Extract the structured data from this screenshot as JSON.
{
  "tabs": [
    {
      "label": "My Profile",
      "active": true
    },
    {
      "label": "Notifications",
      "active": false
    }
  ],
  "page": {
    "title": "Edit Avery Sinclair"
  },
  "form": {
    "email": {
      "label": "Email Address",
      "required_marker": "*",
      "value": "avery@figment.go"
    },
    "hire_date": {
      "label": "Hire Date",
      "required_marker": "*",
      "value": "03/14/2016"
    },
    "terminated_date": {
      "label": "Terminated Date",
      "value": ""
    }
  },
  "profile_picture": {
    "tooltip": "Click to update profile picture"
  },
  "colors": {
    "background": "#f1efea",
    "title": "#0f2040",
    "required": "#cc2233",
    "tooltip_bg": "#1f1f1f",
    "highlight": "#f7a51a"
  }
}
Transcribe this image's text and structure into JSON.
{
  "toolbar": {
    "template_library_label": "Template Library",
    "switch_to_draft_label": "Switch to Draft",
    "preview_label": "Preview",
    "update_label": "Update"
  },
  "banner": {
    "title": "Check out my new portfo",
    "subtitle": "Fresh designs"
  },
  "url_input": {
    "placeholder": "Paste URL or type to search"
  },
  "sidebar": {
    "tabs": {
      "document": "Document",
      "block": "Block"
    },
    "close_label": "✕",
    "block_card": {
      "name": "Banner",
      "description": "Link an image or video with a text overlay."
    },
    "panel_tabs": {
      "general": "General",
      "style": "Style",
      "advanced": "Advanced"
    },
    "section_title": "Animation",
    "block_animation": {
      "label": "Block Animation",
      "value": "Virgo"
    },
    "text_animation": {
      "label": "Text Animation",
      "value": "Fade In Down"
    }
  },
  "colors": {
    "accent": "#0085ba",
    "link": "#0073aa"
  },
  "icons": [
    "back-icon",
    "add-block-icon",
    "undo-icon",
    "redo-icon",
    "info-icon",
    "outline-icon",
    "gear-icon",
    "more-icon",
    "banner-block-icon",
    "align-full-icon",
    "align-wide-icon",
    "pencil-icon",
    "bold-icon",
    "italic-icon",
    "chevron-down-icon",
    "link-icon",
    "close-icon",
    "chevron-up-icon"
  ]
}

### [Task to carry out]
Say how many lines of the data include the word "image". Respond with the number alone.

### [In response]
2